Job
Transcribe every record that appears below, exactly and in full.

Material provided
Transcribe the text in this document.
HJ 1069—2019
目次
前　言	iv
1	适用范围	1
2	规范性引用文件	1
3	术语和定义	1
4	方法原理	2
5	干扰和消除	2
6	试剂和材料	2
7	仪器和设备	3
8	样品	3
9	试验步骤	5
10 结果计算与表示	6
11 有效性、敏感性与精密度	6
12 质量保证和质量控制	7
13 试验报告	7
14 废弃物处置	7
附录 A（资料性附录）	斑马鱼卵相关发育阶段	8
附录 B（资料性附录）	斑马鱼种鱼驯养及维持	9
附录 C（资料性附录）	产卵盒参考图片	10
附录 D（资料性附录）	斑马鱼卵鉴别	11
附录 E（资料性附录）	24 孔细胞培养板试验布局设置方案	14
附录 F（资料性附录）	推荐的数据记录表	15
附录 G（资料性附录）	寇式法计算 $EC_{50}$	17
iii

Completed task
Transcribe the text in this document.
HJ 1069—2019
目次
前　言	iv
1	适用范围	1
2	规范性引用文件	1
3	术语和定义	1
4	方法原理	2
5	干扰和消除	2
6	试剂和材料	2
7	仪器和设备	3
8	样品	3
9	试验步骤	5
10 结果计算与表示	6
11 有效性、敏感性与精密度	6
12 质量保证和质量控制	7
13 试验报告	7
14 废弃物处置	7
附录 A（资料性附录）	斑马鱼卵相关发育阶段	8
附录 B（资料性附录）	斑马鱼种鱼驯养及维持	9
附录 C（资料性附录）	产卵盒参考图片	10
附录 D（资料性附录）	斑马鱼卵鉴别	11
附录 E（资料性附录）	24 孔细胞培养板试验布局设置方案	14
附录 F（资料性附录）	推荐的数据记录表	15
附录 G（资料性附录）	寇式法计算 $EC_{50}$	17
iii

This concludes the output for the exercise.